## Given exercise
Transcribe the listing below word for word.

-- Start of Records shown --

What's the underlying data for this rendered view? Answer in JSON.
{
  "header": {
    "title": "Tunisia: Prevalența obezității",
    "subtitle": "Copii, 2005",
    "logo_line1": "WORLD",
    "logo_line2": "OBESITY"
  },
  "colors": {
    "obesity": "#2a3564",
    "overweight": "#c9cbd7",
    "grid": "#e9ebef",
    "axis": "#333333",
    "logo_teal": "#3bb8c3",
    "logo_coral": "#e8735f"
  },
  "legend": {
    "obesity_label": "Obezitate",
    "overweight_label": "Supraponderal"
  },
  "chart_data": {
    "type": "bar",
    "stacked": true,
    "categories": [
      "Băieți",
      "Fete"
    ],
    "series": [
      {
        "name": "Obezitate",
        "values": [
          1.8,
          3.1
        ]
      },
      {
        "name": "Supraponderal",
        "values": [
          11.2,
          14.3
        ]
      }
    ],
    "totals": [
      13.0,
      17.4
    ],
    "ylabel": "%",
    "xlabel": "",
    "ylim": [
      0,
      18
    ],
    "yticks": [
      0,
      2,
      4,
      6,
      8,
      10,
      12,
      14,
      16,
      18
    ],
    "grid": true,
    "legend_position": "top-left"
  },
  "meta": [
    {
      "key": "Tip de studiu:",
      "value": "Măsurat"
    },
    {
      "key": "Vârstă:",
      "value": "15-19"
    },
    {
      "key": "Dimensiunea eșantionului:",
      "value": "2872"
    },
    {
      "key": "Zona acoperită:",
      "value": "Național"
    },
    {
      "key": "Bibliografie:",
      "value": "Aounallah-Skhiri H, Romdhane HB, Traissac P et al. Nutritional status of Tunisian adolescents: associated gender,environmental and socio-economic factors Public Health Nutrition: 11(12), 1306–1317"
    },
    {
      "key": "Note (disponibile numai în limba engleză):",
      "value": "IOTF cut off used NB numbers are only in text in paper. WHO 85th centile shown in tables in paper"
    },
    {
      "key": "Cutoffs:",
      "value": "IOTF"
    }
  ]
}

-- End of Records shown --

## Exercise output
What's the underlying data for this rendered view? Answer in JSON.
{
  "header": {
    "title": "Tunisia: Prevalența obezității",
    "subtitle": "Copii, 2005",
    "logo_line1": "WORLD",
    "logo_line2": "OBESITY"
  },
  "colors": {
    "obesity": "#2a3564",
    "overweight": "#c9cbd7",
    "grid": "#e9ebef",
    "axis": "#333333",
    "logo_teal": "#3bb8c3",
    "logo_coral": "#e8735f"
  },
  "legend": {
    "obesity_label": "Obezitate",
    "overweight_label": "Supraponderal"
  },
  "chart_data": {
    "type": "bar",
    "stacked": true,
    "categories": [
      "Băieți",
      "Fete"
    ],
    "series": [
      {
        "name": "Obezitate",
        "values": [
          1.8,
          3.1
        ]
      },
      {
        "name": "Supraponderal",
        "values": [
          11.2,
          14.3
        ]
      }
    ],
    "totals": [
      13.0,
      17.4
    ],
    "ylabel": "%",
    "xlabel": "",
    "ylim": [
      0,
      18
    ],
    "yticks": [
      0,
      2,
      4,
      6,
      8,
      10,
      12,
      14,
      16,
      18
    ],
    "grid": true,
    "legend_position": "top-left"
  },
  "meta": [
    {
      "key": "Tip de studiu:",
      "value": "Măsurat"
    },
    {
      "key": "Vârstă:",
      "value": "15-19"
    },
    {
      "key": "Dimensiunea eșantionului:",
      "value": "2872"
    },
    {
      "key": "Zona acoperită:",
      "value": "Național"
    },
    {
      "key": "Bibliografie:",
      "value": "Aounallah-Skhiri H, Romdhane HB, Traissac P et al. Nutritional status of Tunisian adolescents: associated gender,environmental and socio-economic factors Public Health Nutrition: 11(12), 1306–1317"
    },
    {
      "key": "Note (disponibile numai în limba engleză):",
      "value": "IOTF cut off used NB numbers are only in text in paper. WHO 85th centile shown in tables in paper"
    },
    {
      "key": "Cutoffs:",
      "value": "IOTF"
    }
  ]
}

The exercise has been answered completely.